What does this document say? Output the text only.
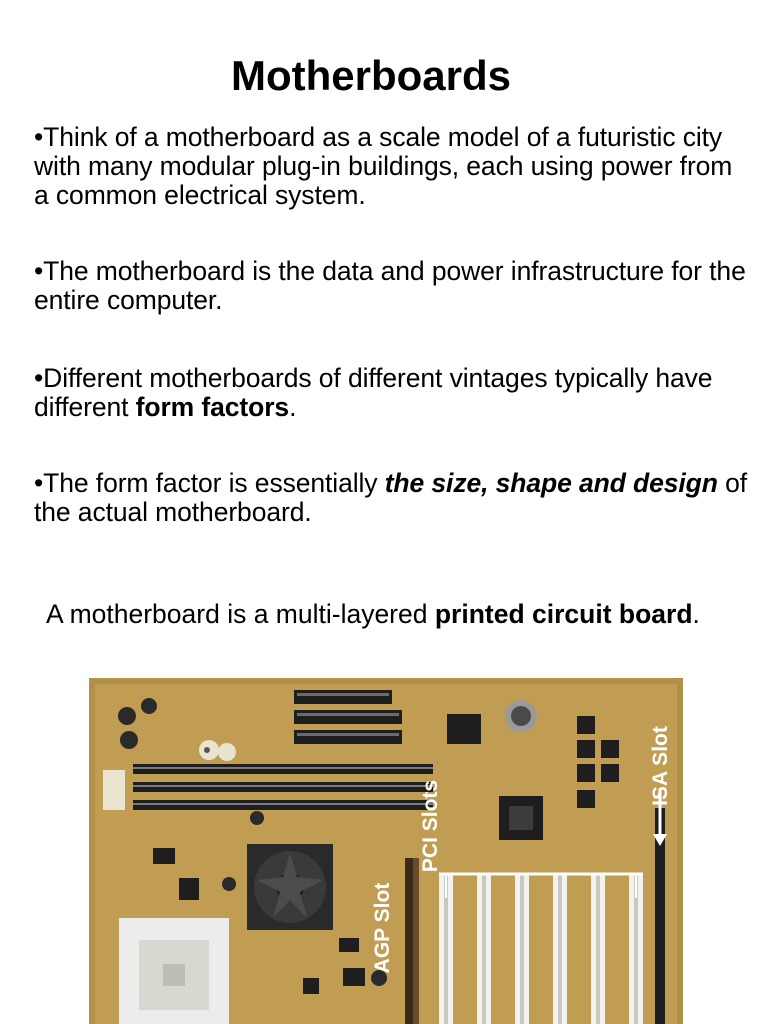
Motherboards
•Think of a motherboard as a scale model of a futuristic city with many modular plug-in buildings, each using power from a common electrical system.
•The motherboard is the data and power infrastructure for the entire computer.
•Different motherboards of different vintages typically have different form factors.
•The form factor is essentially the size, shape and design of the actual motherboard.
A motherboard is a multi-layered printed circuit board.
ISA Slot
PCI Slots
AGP Slot
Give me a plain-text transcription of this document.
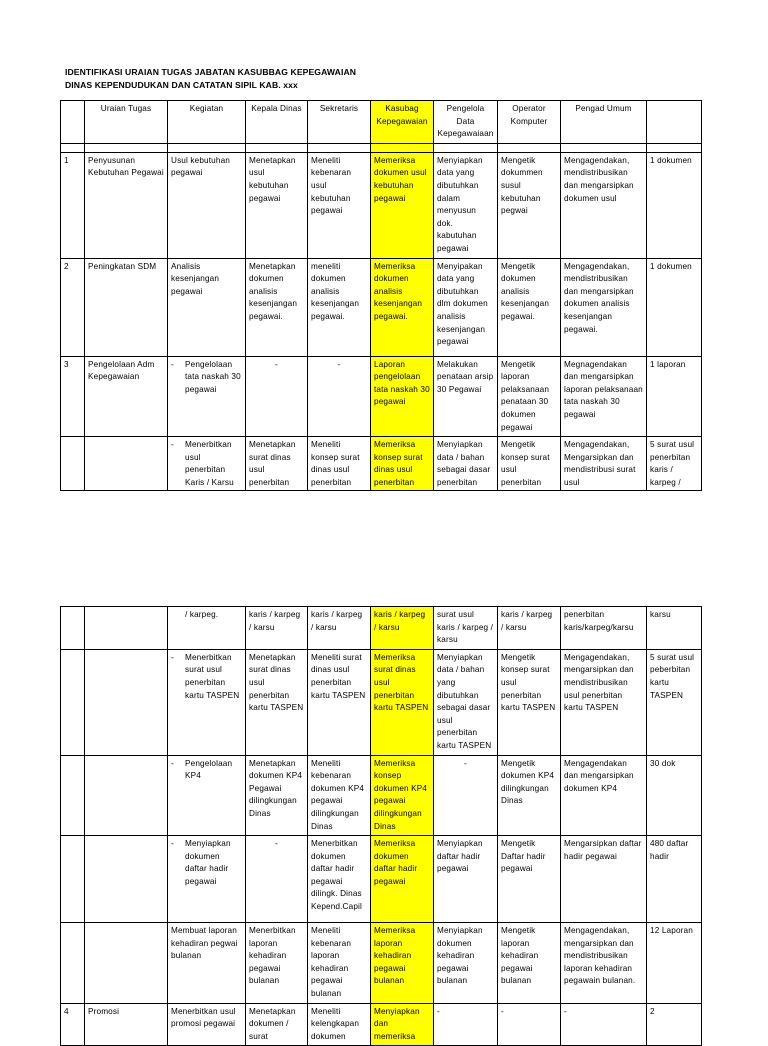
IDENTIFIKASI URAIAN TUGAS JABATAN KASUBBAG KEPEGAWAIAN
DINAS KEPENDUDUKAN DAN CATATAN SIPIL KAB. xxx
	Uraian Tugas	Kegiatan	Kepala Dinas	Sekretaris	Kasubag Kepegawaian	Pengelola Data Kepegawaiaan	Operator Komputer	Pengad Umum	

1	Penyusunan Kebutuhan Pegawai	Usul kebutuhan pegawai	Menetapkan usul kebutuhan pegawai	Meneliti kebenaran usul kebutuhan pegawai	Memeriksa dokumen usul kebutuhan pegawai	Menyiapkan data yang dibutuhkan dalam menyusun dok. kabutuhan pegawai	Mengetik dokummen susul kebutuhan pegwai	Mengagendakan, mendistribusikan dan mengarsipkan dokumen usul	1 dokumen
2	Peningkatan SDM	Analisis kesenjangan pegawai	Menetapkan dokumen analisis kesenjangan pegawai.	meneliti dokumen analisis kesenjangan pegawai.	Memeriksa dokumen analisis kesenjangan pegawai.	Menyipakan data yang dibutuhkan dlm dokumen analisis kesenjangan pegawai	Mengetik dokumen analisis kesenjangan pegawai.	Mengagendakan, mendistribusikan dan mengarsipkan dokumen analisis kesenjangan pegawai.	1 dokumen
3	Pengelolaan Adm Kepegawaian	- Pengelolaan tata naskah 30 pegawai	-	-	Laporan pengelolaan tata naskah 30 pegawai	Melakukan penataan arsip 30 Pegawai	Mengetik laporan pelaksanaan penataan 30 dokumen pegawai	Megnagendakan dan mengarsipkan laporan pelaksanaan tata naskah 30 pegawai	1 laporan

		- Menerbitkan usul penerbitan Karis / Karsu	Menetapkan surat dinas usul penerbitan	Meneliti konsep surat dinas usul penerbitan	Memeriksa konsep surat dinas usul penerbitan	Menyiapkan data / bahan sebagai dasar penerbitan	Mengetik konsep surat usul penerbitan	Mengagendakan, Mengarsipkan dan mendistribusi surat usul	5 surat usul penerbitan karis / karpeg /
		/ karpeg.	karis / karpeg / karsu	karis / karpeg / karsu	karis / karpeg / karsu	surat usul karis / karpeg / karsu	karis / karpeg / karsu	penerbitan karis/karpeg/karsu	karsu

		- Menerbitkan surat usul penerbitan kartu TASPEN	Menetapkan surat dinas usul penerbitan kartu TASPEN	Meneliti surat dinas usul penerbitan kartu TASPEN	Memeriksa surat dinas usul penerbitan kartu TASPEN	Menyiapkan data / bahan yang dibutuhkan sebagai dasar usul penerbitan kartu TASPEN	Mengetik konsep surat usul penerbitan kartu TASPEN	Mengagendakan, mengarsipkan dan mendistribusikan usul penerbitan kartu TASPEN	5 surat usul peberbitan kartu TASPEN

		- Pengelolaan KP4	Menetapkan dokumen KP4 Pegawai dilingkungan Dinas	Meneliti kebenaran dokumen KP4 pegawai dilingkungan Dinas	Memeriksa konsep dokumen KP4 pegawai dilingkungan Dinas	-	Mengetik dokumen KP4 dilingkungan Dinas	Mengagendakan dan mengarsipkan dokumen KP4	30 dok

		- Menyiapkan dokumen daftar hadir pegawai	-	Menerbitkan dokumen daftar hadir pegawai dilingk. Dinas Kepend.Capil	Memeriksa dokumen daftar hadir pegawai	Menyiapkan daftar hadir pegawai	Mengetik Daftar hadir pegawai	Mengarsipkan daftar hadir pegawai	480 daftar hadir
		Membuat laporan kehadiran pegwai bulanan	Menerbitkan laporan kehadiran pegawai bulanan	Meneliti kebenaran laporan kehadiran pegawai bulanan	Memeriksa laporan kehadiran pegawai bulanan	Menyiapkan dokumen kehadiran pegawai bulanan	Mengetik laporan kehadiran pegawai bulanan	Mengagendakan, mengarsipkan dan mendistribusikan laporan kehadiran pegawain bulanan.	12 Laporan
4	Promosi	Menerbitkan usul promosi pegawai	Menetapkan dokumen / surat	Meneliti kelengkapan dokumen	Menyiapkan dan memeriksa	-	-	-	2
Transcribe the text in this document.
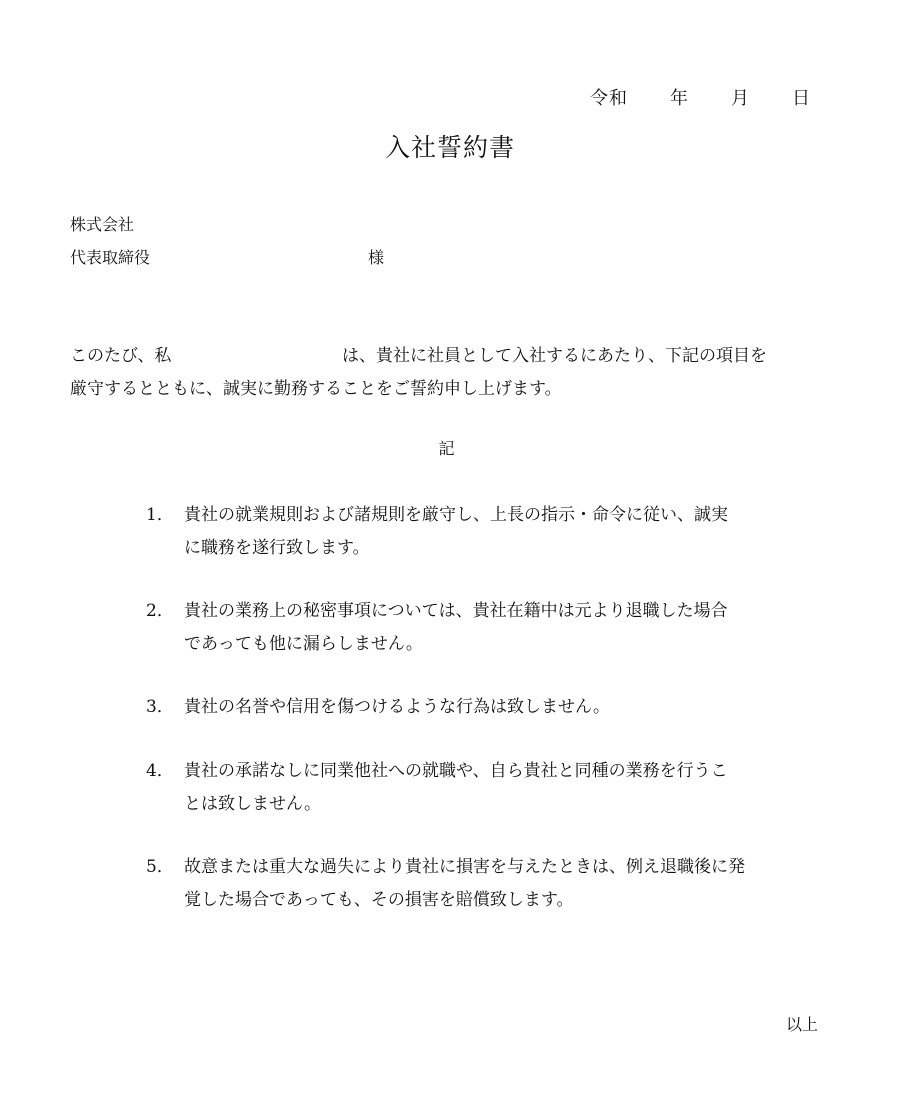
令和 年 月 日
入社誓約書
株式会社
代表取締役	様
このたび、私	は、貴社に社員として入社するにあたり、下記の項目を
厳守するとともに、誠実に勤務することをご誓約申し上げます。
記
1． 貴社の就業規則および諸規則を厳守し、上長の指示・命令に従い、誠実
に職務を遂行致します。
2． 貴社の業務上の秘密事項については、貴社在籍中は元より退職した場合
であっても他に漏らしません。
3． 貴社の名誉や信用を傷つけるような行為は致しません。
4． 貴社の承諾なしに同業他社への就職や、自ら貴社と同種の業務を行うこ
とは致しません。
5． 故意または重大な過失により貴社に損害を与えたときは、例え退職後に発
覚した場合であっても、その損害を賠償致します。
以上
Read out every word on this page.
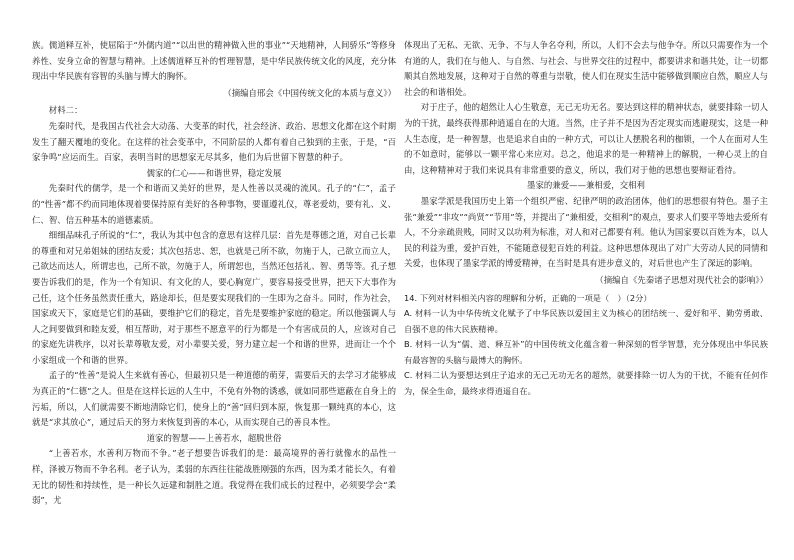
族。儒道释互补，使屈陷于“外儒内道”“以出世的精神做入世的事业”“天地精神，人间骄乐”等修身养性、安身立命的智慧与精神。上述儒道释互补的哲理智慧，是中华民族传统文化的风度，充分体现出中华民族有容智的头脑与博大的胸怀。

（摘编自邢会《中国传统文化的本质与意义》）

材料二：

先秦时代，是我国古代社会大动荡、大变革的时代，社会经济、政治、思想文化都在这个时期发生了翻天覆地的变化。在这样的社会变革中，不同阶层的人都有着自己独到的主张，于是，“百家争鸣”应运而生。百家，表明当时的思想家无尽其多，他们为后世留下智慧的种子。

儒家的仁心——和谐世界，稳定发展

先秦时代的儒学，是一个和谐而又美好的世界，是人性善以灵魂的流风。孔子的“仁”，孟子的“性善”都不约而同地体现着要保持原有美好的各种事物，要谨遵礼仪，尊老爱幼，要有礼、义、仁、智、信五种基本的道德素质。

细细品味孔子所说的“仁”，我认为其中包含的意思有这样几层：首先是尊德之道，对自己长辈的尊重和对兄弟姐妹的团结友爱；其次包括忠、恕，也就是己所不欲，勿施于人，己欲立而立人，己欲达而达人，所谓忠也，己所不欲，勿施于人，所谓恕也，当然还包括礼、智、勇等等。孔子想要告诉我们的是，作为一个有知识、有文化的人，要心胸宽广，要容易接受世界，把天下大事作为己任，这个任务虽然责任重大，路途却长，但是要实现我们的一生即为之奋斗。同时，作为社会，国家或天下，家庭是它们的基础，要维护它们的稳定，首先是要维护家庭的稳定。所以他强调人与人之间要做到和睦友爱，相互帮助，对于那些不愿意平的行为都是一个有害成员的人，应该对自己的家庭先讲秩序，以对长辈尊敬友爱，对小辈要关爱，努力建立起一个和谐的世界，进而让一个个小家组成一个和谐的世界。

孟子的“性善”是说人生来就有善心，但最初只是一种道德的萌芽，需要后天的去学习才能够成为真正的“仁德”之人。但是在这样长远的人生中，不免有外物的诱惑，就如同那些遮蔽在自身上的污垢，所以，人们就需要不断地清除它们，使身上的“善”回归到本原，恢复那一颗纯真的本心，这就是“求其放心”，通过后天的努力来恢复到善的本心，从而实现自己的善良本性。

道家的智慧——上善若水，超脱世俗

“上善若水，水善利万物而不争。”老子想要告诉我们的是：最高境界的善行就像水的品性一样，泽被万物而不争名利。老子认为，柔弱的东西往往能战胜刚强的东西，因为柔才能长久，有着无比的韧性和持续性，是一种长久远建和制胜之道。我觉得在我们成长的过程中，必须要学会“柔弱”，尤

体现出了无私、无欲、无争、不与人争名夺利，所以，人们不会去与他争夺。所以只需要作为一个有道的人，我们在与他人、与自然、与社会、与世界交往的过程中，都要讲求和谐共处，让一切都顺其自然地发展，这种对于自然的尊重与崇敬，使人们在现实生活中能够做到顺应自然，顺应人与社会的和谐相处。

对于庄子，他的超然让人心生敬意，无己无功无名。要达到这样的精神状态，就要排除一切人为的干扰，最终获得那种逍遥自在的大道。当然，庄子并不是因为否定现实而逃避现实，这是一种人生态度，是一种智慧，也是追求自由的一种方式，可以让人摆脱名利的枷锁，一个人在面对人生的不如意时，能够以一颗平常心来应对。总之，他追求的是一种精神上的解脱，一种心灵上的自由，这种精神对于我们来说具有非常重要的意义，所以，我们对于他的思想也要辩证看待。

墨家的兼爱——兼相爱，交相利

墨家学派是我国历史上第一个组织严密、纪律严明的政治团体，他们的思想很有特色。墨子主张“兼爱”“非攻”“尚贤”“节用”等，并提出了“兼相爱，交相利”的观点，要求人们要平等地去爱所有人，不分亲疏贵贱，同时又以功利为标准，对人和对己都要有利。他认为国家要以百姓为本，以人民的利益为重，爱护百姓，不能随意侵犯百姓的利益。这种思想体现出了对广大劳动人民的同情和关爱，也体现了墨家学派的博爱精神，在当时是具有进步意义的，对后世也产生了深远的影响。

（摘编自《先秦诸子思想对现代社会的影响》）

14. 下列对材料相关内容的理解和分析，正确的一项是（　）（2分）

A. 材料一认为中华传统文化赋予了中华民族以爱国主义为核心的团结统一、爱好和平、勤劳勇敢、自强不息的伟大民族精神。

B. 材料一认为“儒、道、释互补”的中国传统文化蕴含着一种深刻的哲学智慧，充分体现出中华民族有最容智的头脑与最博大的胸怀。

C. 材料二认为要想达到庄子追求的无己无功无名的超然，就要排除一切人为的干扰，不能有任何作为，保全生命，最终求得逍遥自在。
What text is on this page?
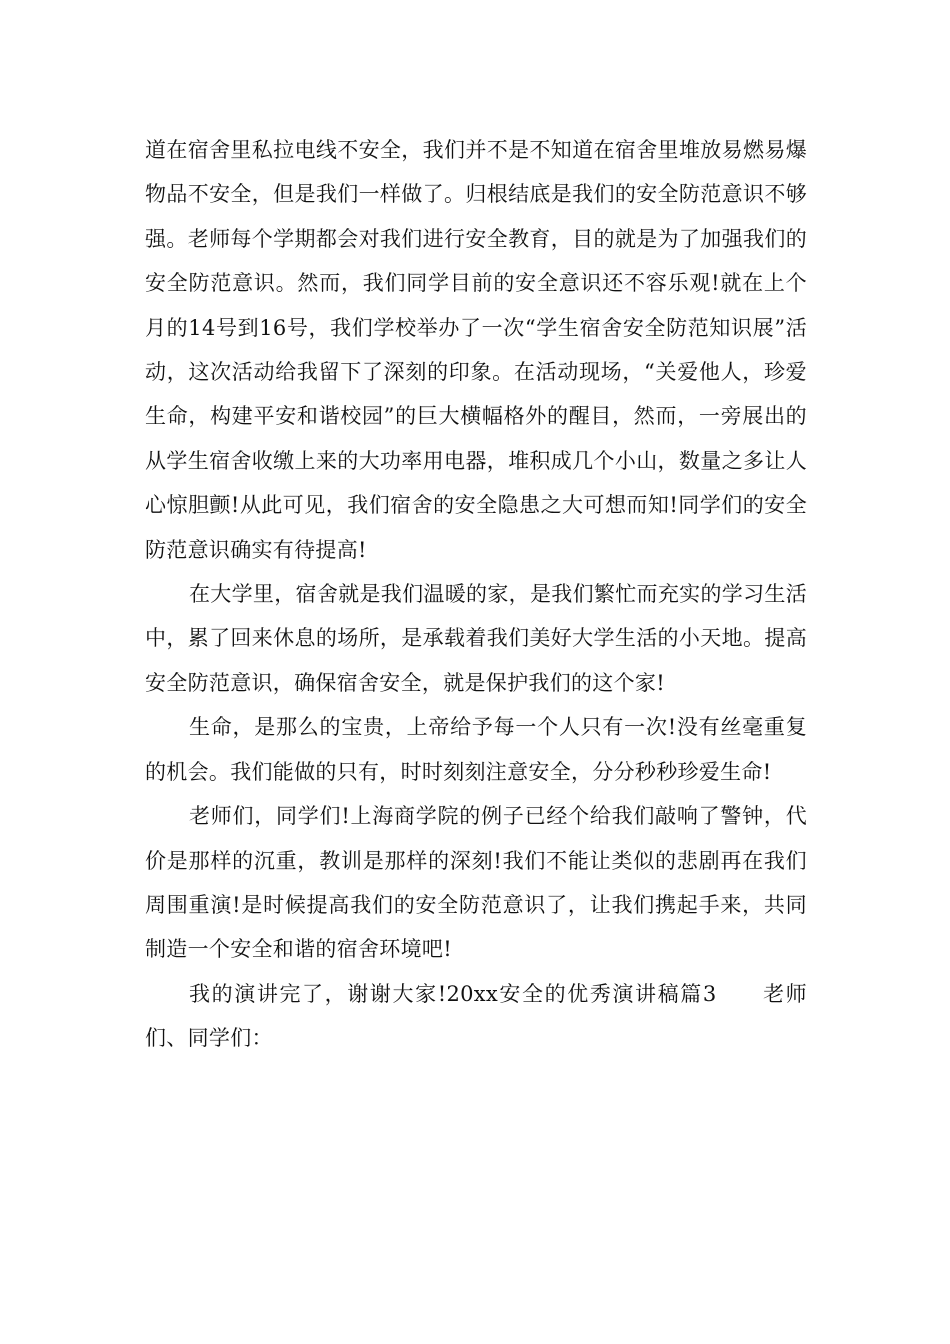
道在宿舍里私拉电线不安全，我们并不是不知道在宿舍里堆放易燃易爆物品不安全，但是我们一样做了。归根结底是我们的安全防范意识不够强。老师每个学期都会对我们进行安全教育，目的就是为了加强我们的安全防范意识。然而，我们同学目前的安全意识还不容乐观!就在上个月的14号到16号，我们学校举办了一次“学生宿舍安全防范知识展”活动，这次活动给我留下了深刻的印象。在活动现场，“关爱他人，珍爱生命，构建平安和谐校园”的巨大横幅格外的醒目，然而，一旁展出的从学生宿舍收缴上来的大功率用电器，堆积成几个小山，数量之多让人心惊胆颤!从此可见，我们宿舍的安全隐患之大可想而知!同学们的安全防范意识确实有待提高!

在大学里，宿舍就是我们温暖的家，是我们繁忙而充实的学习生活中，累了回来休息的场所，是承载着我们美好大学生活的小天地。提高安全防范意识，确保宿舍安全，就是保护我们的这个家!

生命，是那么的宝贵，上帝给予每一个人只有一次!没有丝毫重复的机会。我们能做的只有，时时刻刻注意安全，分分秒秒珍爱生命!

老师们，同学们!上海商学院的例子已经个给我们敲响了警钟，代价是那样的沉重，教训是那样的深刻!我们不能让类似的悲剧再在我们周围重演!是时候提高我们的安全防范意识了，让我们携起手来，共同制造一个安全和谐的宿舍环境吧!

我的演讲完了，谢谢大家!20xx安全的优秀演讲稿篇3　　老师们、同学们：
****************
→ **Exercise details**
Show the lines of the material that contain the word "Pengelolaan".

→ **Finished exercise**
3	Pengelolaan Adm Kepegawaian	- Pengelolaan tata naskah 30 pegawai	-	-	Laporan pengelolaan tata naskah 30 pegawai	Melakukan penataan arsip 30 Pegawai	Mengetik laporan pelaksanaan penataan 30 dokumen pegawai	Megnagendakan dan mengarsipkan laporan pelaksanaan tata naskah 30 pegawai	1 laporan
		- Pengelolaan KP4	Menetapkan dokumen KP4 Pegawai dilingkungan Dinas	Meneliti kebenaran dokumen KP4 pegawai dilingkungan Dinas	Memeriksa konsep dokumen KP4 pegawai dilingkungan Dinas	-	Mengetik dokumen KP4 dilingkungan Dinas	Mengagendakan dan mengarsipkan dokumen KP4	30 dok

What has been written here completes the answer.